> Problem requirements
Repeat all of the data precisely.

> Exercise materials
────────────────────

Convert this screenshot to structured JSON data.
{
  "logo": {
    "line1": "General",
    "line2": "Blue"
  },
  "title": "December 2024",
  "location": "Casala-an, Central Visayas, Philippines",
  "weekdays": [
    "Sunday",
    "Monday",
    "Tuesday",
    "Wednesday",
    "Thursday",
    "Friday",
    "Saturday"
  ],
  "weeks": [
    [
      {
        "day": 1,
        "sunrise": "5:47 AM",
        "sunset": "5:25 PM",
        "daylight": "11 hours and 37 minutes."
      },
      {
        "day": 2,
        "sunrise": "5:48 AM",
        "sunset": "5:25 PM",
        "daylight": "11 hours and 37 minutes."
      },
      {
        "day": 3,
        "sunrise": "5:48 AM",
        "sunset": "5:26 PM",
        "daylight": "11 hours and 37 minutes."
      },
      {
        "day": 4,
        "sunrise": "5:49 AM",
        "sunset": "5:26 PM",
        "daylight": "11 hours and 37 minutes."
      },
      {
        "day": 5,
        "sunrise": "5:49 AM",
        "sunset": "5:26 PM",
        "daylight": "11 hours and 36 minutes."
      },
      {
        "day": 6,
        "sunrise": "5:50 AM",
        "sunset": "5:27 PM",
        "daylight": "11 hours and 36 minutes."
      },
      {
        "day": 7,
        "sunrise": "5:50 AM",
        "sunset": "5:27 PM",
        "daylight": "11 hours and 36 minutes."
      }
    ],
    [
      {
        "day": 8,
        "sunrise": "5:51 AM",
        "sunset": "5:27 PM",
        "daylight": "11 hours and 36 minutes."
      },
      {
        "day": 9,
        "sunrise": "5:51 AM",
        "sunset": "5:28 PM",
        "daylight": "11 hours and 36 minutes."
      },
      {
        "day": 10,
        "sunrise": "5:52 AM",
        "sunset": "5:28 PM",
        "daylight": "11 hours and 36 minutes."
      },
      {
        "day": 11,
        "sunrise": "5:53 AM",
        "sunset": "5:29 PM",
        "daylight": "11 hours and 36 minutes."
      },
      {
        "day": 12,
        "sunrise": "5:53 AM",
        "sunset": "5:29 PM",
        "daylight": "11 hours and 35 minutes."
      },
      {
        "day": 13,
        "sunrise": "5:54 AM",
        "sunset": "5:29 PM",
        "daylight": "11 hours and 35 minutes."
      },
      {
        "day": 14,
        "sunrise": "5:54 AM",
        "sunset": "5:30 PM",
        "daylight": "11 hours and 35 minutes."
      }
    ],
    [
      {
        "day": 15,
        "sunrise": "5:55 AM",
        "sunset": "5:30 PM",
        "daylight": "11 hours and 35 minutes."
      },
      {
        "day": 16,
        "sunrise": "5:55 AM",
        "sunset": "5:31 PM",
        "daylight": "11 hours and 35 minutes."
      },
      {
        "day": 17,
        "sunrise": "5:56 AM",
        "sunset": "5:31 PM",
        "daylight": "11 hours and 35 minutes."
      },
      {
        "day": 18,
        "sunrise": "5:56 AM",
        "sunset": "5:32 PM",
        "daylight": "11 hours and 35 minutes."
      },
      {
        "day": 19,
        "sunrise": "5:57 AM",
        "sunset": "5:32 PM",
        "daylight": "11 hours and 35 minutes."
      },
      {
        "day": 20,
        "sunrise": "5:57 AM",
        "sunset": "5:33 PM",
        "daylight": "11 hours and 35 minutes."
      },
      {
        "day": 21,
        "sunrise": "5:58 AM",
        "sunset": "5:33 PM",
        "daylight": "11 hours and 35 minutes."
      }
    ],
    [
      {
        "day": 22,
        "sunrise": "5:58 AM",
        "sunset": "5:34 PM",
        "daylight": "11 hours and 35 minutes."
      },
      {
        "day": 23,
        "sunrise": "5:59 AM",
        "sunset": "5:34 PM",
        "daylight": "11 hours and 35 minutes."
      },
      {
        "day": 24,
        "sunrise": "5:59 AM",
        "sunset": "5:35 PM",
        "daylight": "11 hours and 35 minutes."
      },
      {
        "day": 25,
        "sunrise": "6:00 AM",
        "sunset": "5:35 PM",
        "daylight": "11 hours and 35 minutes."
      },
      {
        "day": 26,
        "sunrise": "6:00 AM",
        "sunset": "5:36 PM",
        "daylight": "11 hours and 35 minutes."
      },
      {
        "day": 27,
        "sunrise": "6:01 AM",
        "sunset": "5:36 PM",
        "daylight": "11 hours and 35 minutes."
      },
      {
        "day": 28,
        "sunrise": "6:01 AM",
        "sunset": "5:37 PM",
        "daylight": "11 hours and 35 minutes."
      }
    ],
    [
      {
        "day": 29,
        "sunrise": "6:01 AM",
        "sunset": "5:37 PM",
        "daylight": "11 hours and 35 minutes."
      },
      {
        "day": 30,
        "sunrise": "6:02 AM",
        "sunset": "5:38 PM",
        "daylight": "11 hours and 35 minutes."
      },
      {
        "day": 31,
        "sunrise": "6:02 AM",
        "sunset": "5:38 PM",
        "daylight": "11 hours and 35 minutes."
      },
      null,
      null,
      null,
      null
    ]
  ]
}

────────────────────

> The completed task
Convert this screenshot to structured JSON data.
{
  "logo": {
    "line1": "General",
    "line2": "Blue"
  },
  "title": "December 2024",
  "location": "Casala-an, Central Visayas, Philippines",
  "weekdays": [
    "Sunday",
    "Monday",
    "Tuesday",
    "Wednesday",
    "Thursday",
    "Friday",
    "Saturday"
  ],
  "weeks": [
    [
      {
        "day": 1,
        "sunrise": "5:47 AM",
        "sunset": "5:25 PM",
        "daylight": "11 hours and 37 minutes."
      },
      {
        "day": 2,
        "sunrise": "5:48 AM",
        "sunset": "5:25 PM",
        "daylight": "11 hours and 37 minutes."
      },
      {
        "day": 3,
        "sunrise": "5:48 AM",
        "sunset": "5:26 PM",
        "daylight": "11 hours and 37 minutes."
      },
      {
        "day": 4,
        "sunrise": "5:49 AM",
        "sunset": "5:26 PM",
        "daylight": "11 hours and 37 minutes."
      },
      {
        "day": 5,
        "sunrise": "5:49 AM",
        "sunset": "5:26 PM",
        "daylight": "11 hours and 36 minutes."
      },
      {
        "day": 6,
        "sunrise": "5:50 AM",
        "sunset": "5:27 PM",
        "daylight": "11 hours and 36 minutes."
      },
      {
        "day": 7,
        "sunrise": "5:50 AM",
        "sunset": "5:27 PM",
        "daylight": "11 hours and 36 minutes."
      }
    ],
    [
      {
        "day": 8,
        "sunrise": "5:51 AM",
        "sunset": "5:27 PM",
        "daylight": "11 hours and 36 minutes."
      },
      {
        "day": 9,
        "sunrise": "5:51 AM",
        "sunset": "5:28 PM",
        "daylight": "11 hours and 36 minutes."
      },
      {
        "day": 10,
        "sunrise": "5:52 AM",
        "sunset": "5:28 PM",
        "daylight": "11 hours and 36 minutes."
      },
      {
        "day": 11,
        "sunrise": "5:53 AM",
        "sunset": "5:29 PM",
        "daylight": "11 hours and 36 minutes."
      },
      {
        "day": 12,
        "sunrise": "5:53 AM",
        "sunset": "5:29 PM",
        "daylight": "11 hours and 35 minutes."
      },
      {
        "day": 13,
        "sunrise": "5:54 AM",
        "sunset": "5:29 PM",
        "daylight": "11 hours and 35 minutes."
      },
      {
        "day": 14,
        "sunrise": "5:54 AM",
        "sunset": "5:30 PM",
        "daylight": "11 hours and 35 minutes."
      }
    ],
    [
      {
        "day": 15,
        "sunrise": "5:55 AM",
        "sunset": "5:30 PM",
        "daylight": "11 hours and 35 minutes."
      },
      {
        "day": 16,
        "sunrise": "5:55 AM",
        "sunset": "5:31 PM",
        "daylight": "11 hours and 35 minutes."
      },
      {
        "day": 17,
        "sunrise": "5:56 AM",
        "sunset": "5:31 PM",
        "daylight": "11 hours and 35 minutes."
      },
      {
        "day": 18,
        "sunrise": "5:56 AM",
        "sunset": "5:32 PM",
        "daylight": "11 hours and 35 minutes."
      },
      {
        "day": 19,
        "sunrise": "5:57 AM",
        "sunset": "5:32 PM",
        "daylight": "11 hours and 35 minutes."
      },
      {
        "day": 20,
        "sunrise": "5:57 AM",
        "sunset": "5:33 PM",
        "daylight": "11 hours and 35 minutes."
      },
      {
        "day": 21,
        "sunrise": "5:58 AM",
        "sunset": "5:33 PM",
        "daylight": "11 hours and 35 minutes."
      }
    ],
    [
      {
        "day": 22,
        "sunrise": "5:58 AM",
        "sunset": "5:34 PM",
        "daylight": "11 hours and 35 minutes."
      },
      {
        "day": 23,
        "sunrise": "5:59 AM",
        "sunset": "5:34 PM",
        "daylight": "11 hours and 35 minutes."
      },
      {
        "day": 24,
        "sunrise": "5:59 AM",
        "sunset": "5:35 PM",
        "daylight": "11 hours and 35 minutes."
      },
      {
        "day": 25,
        "sunrise": "6:00 AM",
        "sunset": "5:35 PM",
        "daylight": "11 hours and 35 minutes."
      },
      {
        "day": 26,
        "sunrise": "6:00 AM",
        "sunset": "5:36 PM",
        "daylight": "11 hours and 35 minutes."
      },
      {
        "day": 27,
        "sunrise": "6:01 AM",
        "sunset": "5:36 PM",
        "daylight": "11 hours and 35 minutes."
      },
      {
        "day": 28,
        "sunrise": "6:01 AM",
        "sunset": "5:37 PM",
        "daylight": "11 hours and 35 minutes."
      }
    ],
    [
      {
        "day": 29,
        "sunrise": "6:01 AM",
        "sunset": "5:37 PM",
        "daylight": "11 hours and 35 minutes."
      },
      {
        "day": 30,
        "sunrise": "6:02 AM",
        "sunset": "5:38 PM",
        "daylight": "11 hours and 35 minutes."
      },
      {
        "day": 31,
        "sunrise": "6:02 AM",
        "sunset": "5:38 PM",
        "daylight": "11 hours and 35 minutes."
      },
      null,
      null,
      null,
      null
    ]
  ]
}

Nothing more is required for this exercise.